I don’t know how many Deleted Scenes columns I’ve written over the years sharing the headline above but it has to be at least six by now. This past weekend, as I watched the march of morons all around me—both in the media and in what I’ve recently learned is referred to as “real life”—doing their solemn, “I remember where I was when…” bullshit, there is simply no single word that more sums up how I feel about it. So “ugh” it is. And if I can add to that: Ugh.

“I remember I was watching on television when the second tower fell.” No shit, dickweed. You were either there or you were watching it on television. And you want to know what? Watching it on TV DOES NOT—repeat, DOES NOT—mean you have a personal connection to the terror attacks on the World Trade Center and the Pentagon. It just doesn’t. Please proceed to shut the fuck up and let me watch the Yankees lose in peace.

It’s been bad every year since 2001, but I knew this was going to be worst. I waited for it as though I’d been given a memo that said, “Sappy jingoistic bullshit determined to attack within the United States.” At least I believe that would have been the title. Fucking hell.

As I stood in the checkout line of the liquor store on Sunday and watched as Mr. High N. Tight in the “Freedom Isn’t Free” flag shirt—which looked like the kind of thing you buy at the 4th of July fireworks in your town for the same price as the sparklers your dumbass children burn their fingers on—paid for his Budweiser in the flag cans, I was genuinely glad the terrorists won. I was. I don’t care about 9/11 anymore. If someone reading this lost someone they loved, well, damn, that sucks, and it’s really unfortunate, but I’m afraid any chance I ever had of giving a shit about it again was taken from me by the completely idiotic decade that’s happened since.

■ ■ ■ ■

• [Instruction 1] In the column, what did the man in the "Freedom Isn't Free" flag shirt pay for at the liquor store?
The column and the records are unrelated material.

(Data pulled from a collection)
■ ■ ■ ■

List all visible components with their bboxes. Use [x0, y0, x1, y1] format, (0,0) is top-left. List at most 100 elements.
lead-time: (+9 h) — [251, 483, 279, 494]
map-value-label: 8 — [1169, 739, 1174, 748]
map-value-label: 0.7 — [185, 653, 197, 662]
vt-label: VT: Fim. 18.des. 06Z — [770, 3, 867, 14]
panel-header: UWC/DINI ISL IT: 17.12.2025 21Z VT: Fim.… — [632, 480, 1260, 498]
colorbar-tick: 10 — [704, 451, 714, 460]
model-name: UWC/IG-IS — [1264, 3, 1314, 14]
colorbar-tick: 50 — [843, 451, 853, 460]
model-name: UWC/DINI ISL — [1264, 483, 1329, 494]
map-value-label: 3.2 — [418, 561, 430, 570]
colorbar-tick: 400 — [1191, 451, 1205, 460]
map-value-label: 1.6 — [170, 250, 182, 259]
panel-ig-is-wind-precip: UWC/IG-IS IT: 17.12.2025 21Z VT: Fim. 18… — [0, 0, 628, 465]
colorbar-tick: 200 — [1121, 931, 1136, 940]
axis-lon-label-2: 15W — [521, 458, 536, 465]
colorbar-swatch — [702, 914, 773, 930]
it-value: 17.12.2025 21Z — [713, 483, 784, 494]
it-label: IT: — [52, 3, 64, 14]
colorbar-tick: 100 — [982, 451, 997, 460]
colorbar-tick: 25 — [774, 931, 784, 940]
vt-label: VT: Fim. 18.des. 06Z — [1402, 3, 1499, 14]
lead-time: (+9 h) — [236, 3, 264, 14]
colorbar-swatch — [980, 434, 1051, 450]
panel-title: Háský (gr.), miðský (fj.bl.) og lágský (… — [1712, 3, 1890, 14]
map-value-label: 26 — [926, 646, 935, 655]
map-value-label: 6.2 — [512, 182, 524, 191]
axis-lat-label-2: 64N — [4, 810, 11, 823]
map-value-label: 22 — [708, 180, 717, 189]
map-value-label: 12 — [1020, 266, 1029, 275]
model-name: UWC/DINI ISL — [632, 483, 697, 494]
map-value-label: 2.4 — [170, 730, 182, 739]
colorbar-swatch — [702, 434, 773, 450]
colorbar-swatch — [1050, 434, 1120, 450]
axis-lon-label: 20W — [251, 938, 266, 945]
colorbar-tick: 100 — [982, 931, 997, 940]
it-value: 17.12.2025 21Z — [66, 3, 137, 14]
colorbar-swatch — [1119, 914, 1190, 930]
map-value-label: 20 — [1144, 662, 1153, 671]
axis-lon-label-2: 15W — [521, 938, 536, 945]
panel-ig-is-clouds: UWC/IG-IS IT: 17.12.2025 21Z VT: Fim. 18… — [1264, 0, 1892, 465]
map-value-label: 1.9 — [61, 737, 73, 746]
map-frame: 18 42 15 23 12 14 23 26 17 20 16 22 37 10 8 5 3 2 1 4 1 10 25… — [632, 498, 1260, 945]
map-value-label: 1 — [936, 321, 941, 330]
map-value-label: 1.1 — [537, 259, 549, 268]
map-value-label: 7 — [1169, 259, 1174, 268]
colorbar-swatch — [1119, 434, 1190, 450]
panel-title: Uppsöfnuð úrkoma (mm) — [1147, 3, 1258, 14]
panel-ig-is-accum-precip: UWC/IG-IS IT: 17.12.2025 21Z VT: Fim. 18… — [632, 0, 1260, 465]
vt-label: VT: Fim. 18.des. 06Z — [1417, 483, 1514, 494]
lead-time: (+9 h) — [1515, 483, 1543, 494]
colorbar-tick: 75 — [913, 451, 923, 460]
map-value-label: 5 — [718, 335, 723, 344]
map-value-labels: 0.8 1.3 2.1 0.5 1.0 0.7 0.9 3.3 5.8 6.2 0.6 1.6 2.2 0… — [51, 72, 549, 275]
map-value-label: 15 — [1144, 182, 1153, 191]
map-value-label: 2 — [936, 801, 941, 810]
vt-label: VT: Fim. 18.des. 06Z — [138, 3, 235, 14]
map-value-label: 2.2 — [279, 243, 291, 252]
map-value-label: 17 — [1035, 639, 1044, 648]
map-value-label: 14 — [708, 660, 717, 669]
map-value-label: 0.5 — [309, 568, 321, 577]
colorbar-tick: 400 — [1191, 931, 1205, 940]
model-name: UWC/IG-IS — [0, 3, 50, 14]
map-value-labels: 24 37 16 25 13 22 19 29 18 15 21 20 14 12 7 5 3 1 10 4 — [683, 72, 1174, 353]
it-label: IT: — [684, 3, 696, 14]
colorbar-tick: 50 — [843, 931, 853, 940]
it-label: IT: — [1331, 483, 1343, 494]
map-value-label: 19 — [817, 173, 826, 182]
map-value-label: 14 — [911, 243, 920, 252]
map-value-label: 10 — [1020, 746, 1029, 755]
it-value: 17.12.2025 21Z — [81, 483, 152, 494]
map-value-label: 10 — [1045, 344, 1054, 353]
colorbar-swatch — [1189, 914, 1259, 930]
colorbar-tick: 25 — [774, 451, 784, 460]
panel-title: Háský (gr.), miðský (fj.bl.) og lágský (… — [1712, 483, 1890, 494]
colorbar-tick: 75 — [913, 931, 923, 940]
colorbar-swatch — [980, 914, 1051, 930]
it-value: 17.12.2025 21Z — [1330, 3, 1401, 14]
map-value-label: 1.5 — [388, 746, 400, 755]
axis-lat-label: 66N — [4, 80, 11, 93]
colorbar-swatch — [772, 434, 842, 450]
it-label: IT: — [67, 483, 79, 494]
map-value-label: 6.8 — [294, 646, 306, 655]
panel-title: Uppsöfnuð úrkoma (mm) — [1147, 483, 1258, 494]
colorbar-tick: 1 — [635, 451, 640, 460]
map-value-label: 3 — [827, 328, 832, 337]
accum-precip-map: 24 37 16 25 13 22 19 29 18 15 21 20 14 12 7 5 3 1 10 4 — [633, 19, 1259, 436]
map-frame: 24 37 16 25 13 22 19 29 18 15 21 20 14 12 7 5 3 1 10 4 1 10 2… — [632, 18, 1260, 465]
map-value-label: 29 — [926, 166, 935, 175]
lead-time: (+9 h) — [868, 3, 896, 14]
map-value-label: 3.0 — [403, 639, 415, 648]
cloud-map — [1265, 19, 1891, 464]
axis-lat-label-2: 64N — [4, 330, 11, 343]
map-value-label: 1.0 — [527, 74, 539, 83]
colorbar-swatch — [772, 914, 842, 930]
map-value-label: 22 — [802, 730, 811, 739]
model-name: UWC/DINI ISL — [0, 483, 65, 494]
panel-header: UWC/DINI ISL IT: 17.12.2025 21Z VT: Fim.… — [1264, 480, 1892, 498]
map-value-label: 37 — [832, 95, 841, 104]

■ ■ ■ ■

• [Instruction 2] Write out the records word for word, starting at their first line and ending with the line that contains "map-value-label: 7 — [1169, 259, 1174, 268]".

• [Full response 1] Budweiser in the flag cans.

• [Full response 2]
List all visible components with their bboxes. Use [x0, y0, x1, y1] format, (0,0) is top-left. List at most 100 elements.
lead-time: (+9 h) — [251, 483, 279, 494]
map-value-label: 8 — [1169, 739, 1174, 748]
map-value-label: 0.7 — [185, 653, 197, 662]
vt-label: VT: Fim. 18.des. 06Z — [770, 3, 867, 14]
panel-header: UWC/DINI ISL IT: 17.12.2025 21Z VT: Fim.… — [632, 480, 1260, 498]
colorbar-tick: 10 — [704, 451, 714, 460]
model-name: UWC/IG-IS — [1264, 3, 1314, 14]
colorbar-tick: 50 — [843, 451, 853, 460]
model-name: UWC/DINI ISL — [1264, 483, 1329, 494]
map-value-label: 3.2 — [418, 561, 430, 570]
colorbar-tick: 400 — [1191, 451, 1205, 460]
map-value-label: 1.6 — [170, 250, 182, 259]
panel-ig-is-wind-precip: UWC/IG-IS IT: 17.12.2025 21Z VT: Fim. 18… — [0, 0, 628, 465]
colorbar-tick: 200 — [1121, 931, 1136, 940]
axis-lon-label-2: 15W — [521, 458, 536, 465]
colorbar-swatch — [702, 914, 773, 930]
it-value: 17.12.2025 21Z — [713, 483, 784, 494]
it-label: IT: — [52, 3, 64, 14]
colorbar-tick: 100 — [982, 451, 997, 460]
colorbar-tick: 25 — [774, 931, 784, 940]
vt-label: VT: Fim. 18.des. 06Z — [1402, 3, 1499, 14]
lead-time: (+9 h) — [236, 3, 264, 14]
colorbar-swatch — [980, 434, 1051, 450]
panel-title: Háský (gr.), miðský (fj.bl.) og lágský (… — [1712, 3, 1890, 14]
map-value-label: 26 — [926, 646, 935, 655]
map-value-label: 6.2 — [512, 182, 524, 191]
axis-lat-label-2: 64N — [4, 810, 11, 823]
map-value-label: 22 — [708, 180, 717, 189]
map-value-label: 12 — [1020, 266, 1029, 275]
model-name: UWC/DINI ISL — [632, 483, 697, 494]
map-value-label: 2.4 — [170, 730, 182, 739]
colorbar-swatch — [702, 434, 773, 450]
colorbar-swatch — [1050, 434, 1120, 450]
axis-lon-label: 20W — [251, 938, 266, 945]
colorbar-tick: 100 — [982, 931, 997, 940]
it-value: 17.12.2025 21Z — [66, 3, 137, 14]
colorbar-swatch — [1119, 914, 1190, 930]
map-value-label: 20 — [1144, 662, 1153, 671]
axis-lon-label-2: 15W — [521, 938, 536, 945]
panel-ig-is-clouds: UWC/IG-IS IT: 17.12.2025 21Z VT: Fim. 18… — [1264, 0, 1892, 465]
map-value-label: 1.9 — [61, 737, 73, 746]
map-frame: 18 42 15 23 12 14 23 26 17 20 16 22 37 10 8 5 3 2 1 4 1 10 25… — [632, 498, 1260, 945]
map-value-label: 1 — [936, 321, 941, 330]
map-value-label: 1.1 — [537, 259, 549, 268]
map-value-label: 7 — [1169, 259, 1174, 268]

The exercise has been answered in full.